[Rows from a dataset]

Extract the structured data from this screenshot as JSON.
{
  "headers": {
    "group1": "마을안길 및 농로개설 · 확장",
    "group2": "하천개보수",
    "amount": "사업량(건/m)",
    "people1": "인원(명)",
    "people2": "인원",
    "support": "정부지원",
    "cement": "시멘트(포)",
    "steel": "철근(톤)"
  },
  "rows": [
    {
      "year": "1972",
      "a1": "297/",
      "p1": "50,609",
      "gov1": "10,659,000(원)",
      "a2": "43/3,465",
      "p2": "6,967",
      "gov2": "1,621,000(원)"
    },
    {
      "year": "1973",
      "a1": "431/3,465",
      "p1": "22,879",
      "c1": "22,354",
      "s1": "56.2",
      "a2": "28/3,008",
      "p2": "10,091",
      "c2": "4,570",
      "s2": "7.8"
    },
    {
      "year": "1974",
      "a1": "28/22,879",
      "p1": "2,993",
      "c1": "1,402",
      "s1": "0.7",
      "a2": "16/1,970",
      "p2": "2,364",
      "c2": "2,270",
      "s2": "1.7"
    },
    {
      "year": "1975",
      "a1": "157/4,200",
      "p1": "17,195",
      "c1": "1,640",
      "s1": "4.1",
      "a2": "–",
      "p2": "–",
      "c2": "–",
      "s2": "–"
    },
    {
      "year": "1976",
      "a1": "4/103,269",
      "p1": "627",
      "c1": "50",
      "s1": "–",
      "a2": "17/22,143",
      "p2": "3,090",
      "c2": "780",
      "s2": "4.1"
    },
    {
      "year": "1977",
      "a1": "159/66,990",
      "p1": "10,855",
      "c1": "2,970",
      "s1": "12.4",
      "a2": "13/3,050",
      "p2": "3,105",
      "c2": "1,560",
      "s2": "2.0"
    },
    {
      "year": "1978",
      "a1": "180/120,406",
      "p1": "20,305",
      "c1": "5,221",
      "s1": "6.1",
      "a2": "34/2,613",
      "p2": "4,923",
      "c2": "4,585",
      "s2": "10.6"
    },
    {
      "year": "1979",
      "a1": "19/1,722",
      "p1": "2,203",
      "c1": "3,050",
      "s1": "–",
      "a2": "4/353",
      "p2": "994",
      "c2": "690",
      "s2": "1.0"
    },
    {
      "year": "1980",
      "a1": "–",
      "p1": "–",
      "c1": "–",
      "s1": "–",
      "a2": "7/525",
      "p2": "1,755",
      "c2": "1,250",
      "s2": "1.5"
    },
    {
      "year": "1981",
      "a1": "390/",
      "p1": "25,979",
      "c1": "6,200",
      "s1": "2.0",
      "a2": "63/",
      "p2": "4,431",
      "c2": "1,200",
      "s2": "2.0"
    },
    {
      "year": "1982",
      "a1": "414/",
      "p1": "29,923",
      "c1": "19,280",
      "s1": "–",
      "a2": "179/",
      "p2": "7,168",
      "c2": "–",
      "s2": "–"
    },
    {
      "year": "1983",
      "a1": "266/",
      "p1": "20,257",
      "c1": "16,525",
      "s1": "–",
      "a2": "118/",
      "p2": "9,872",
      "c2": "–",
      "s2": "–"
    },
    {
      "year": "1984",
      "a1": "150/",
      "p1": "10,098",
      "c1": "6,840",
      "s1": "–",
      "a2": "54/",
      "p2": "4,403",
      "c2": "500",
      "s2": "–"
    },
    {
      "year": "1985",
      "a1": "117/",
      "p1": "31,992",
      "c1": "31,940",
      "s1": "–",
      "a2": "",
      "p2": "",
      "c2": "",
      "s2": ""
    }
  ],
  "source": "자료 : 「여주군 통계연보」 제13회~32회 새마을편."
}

§ OBJECTIVE: Quote each line of the listing above exactly.

§ CORRECT RESPONSE:
Extract the structured data from this screenshot as JSON.
{
  "headers": {
    "group1": "마을안길 및 농로개설 · 확장",
    "group2": "하천개보수",
    "amount": "사업량(건/m)",
    "people1": "인원(명)",
    "people2": "인원",
    "support": "정부지원",
    "cement": "시멘트(포)",
    "steel": "철근(톤)"
  },
  "rows": [
    {
      "year": "1972",
      "a1": "297/",
      "p1": "50,609",
      "gov1": "10,659,000(원)",
      "a2": "43/3,465",
      "p2": "6,967",
      "gov2": "1,621,000(원)"
    },
    {
      "year": "1973",
      "a1": "431/3,465",
      "p1": "22,879",
      "c1": "22,354",
      "s1": "56.2",
      "a2": "28/3,008",
      "p2": "10,091",
      "c2": "4,570",
      "s2": "7.8"
    },
    {
      "year": "1974",
      "a1": "28/22,879",
      "p1": "2,993",
      "c1": "1,402",
      "s1": "0.7",
      "a2": "16/1,970",
      "p2": "2,364",
      "c2": "2,270",
      "s2": "1.7"
    },
    {
      "year": "1975",
      "a1": "157/4,200",
      "p1": "17,195",
      "c1": "1,640",
      "s1": "4.1",
      "a2": "–",
      "p2": "–",
      "c2": "–",
      "s2": "–"
    },
    {
      "year": "1976",
      "a1": "4/103,269",
      "p1": "627",
      "c1": "50",
      "s1": "–",
      "a2": "17/22,143",
      "p2": "3,090",
      "c2": "780",
      "s2": "4.1"
    },
    {
      "year": "1977",
      "a1": "159/66,990",
      "p1": "10,855",
      "c1": "2,970",
      "s1": "12.4",
      "a2": "13/3,050",
      "p2": "3,105",
      "c2": "1,560",
      "s2": "2.0"
    },
    {
      "year": "1978",
      "a1": "180/120,406",
      "p1": "20,305",
      "c1": "5,221",
      "s1": "6.1",
      "a2": "34/2,613",
      "p2": "4,923",
      "c2": "4,585",
      "s2": "10.6"
    },
    {
      "year": "1979",
      "a1": "19/1,722",
      "p1": "2,203",
      "c1": "3,050",
      "s1": "–",
      "a2": "4/353",
      "p2": "994",
      "c2": "690",
      "s2": "1.0"
    },
    {
      "year": "1980",
      "a1": "–",
      "p1": "–",
      "c1": "–",
      "s1": "–",
      "a2": "7/525",
      "p2": "1,755",
      "c2": "1,250",
      "s2": "1.5"
    },
    {
      "year": "1981",
      "a1": "390/",
      "p1": "25,979",
      "c1": "6,200",
      "s1": "2.0",
      "a2": "63/",
      "p2": "4,431",
      "c2": "1,200",
      "s2": "2.0"
    },
    {
      "year": "1982",
      "a1": "414/",
      "p1": "29,923",
      "c1": "19,280",
      "s1": "–",
      "a2": "179/",
      "p2": "7,168",
      "c2": "–",
      "s2": "–"
    },
    {
      "year": "1983",
      "a1": "266/",
      "p1": "20,257",
      "c1": "16,525",
      "s1": "–",
      "a2": "118/",
      "p2": "9,872",
      "c2": "–",
      "s2": "–"
    },
    {
      "year": "1984",
      "a1": "150/",
      "p1": "10,098",
      "c1": "6,840",
      "s1": "–",
      "a2": "54/",
      "p2": "4,403",
      "c2": "500",
      "s2": "–"
    },
    {
      "year": "1985",
      "a1": "117/",
      "p1": "31,992",
      "c1": "31,940",
      "s1": "–",
      "a2": "",
      "p2": "",
      "c2": "",
      "s2": ""
    }
  ],
  "source": "자료 : 「여주군 통계연보」 제13회~32회 새마을편."
}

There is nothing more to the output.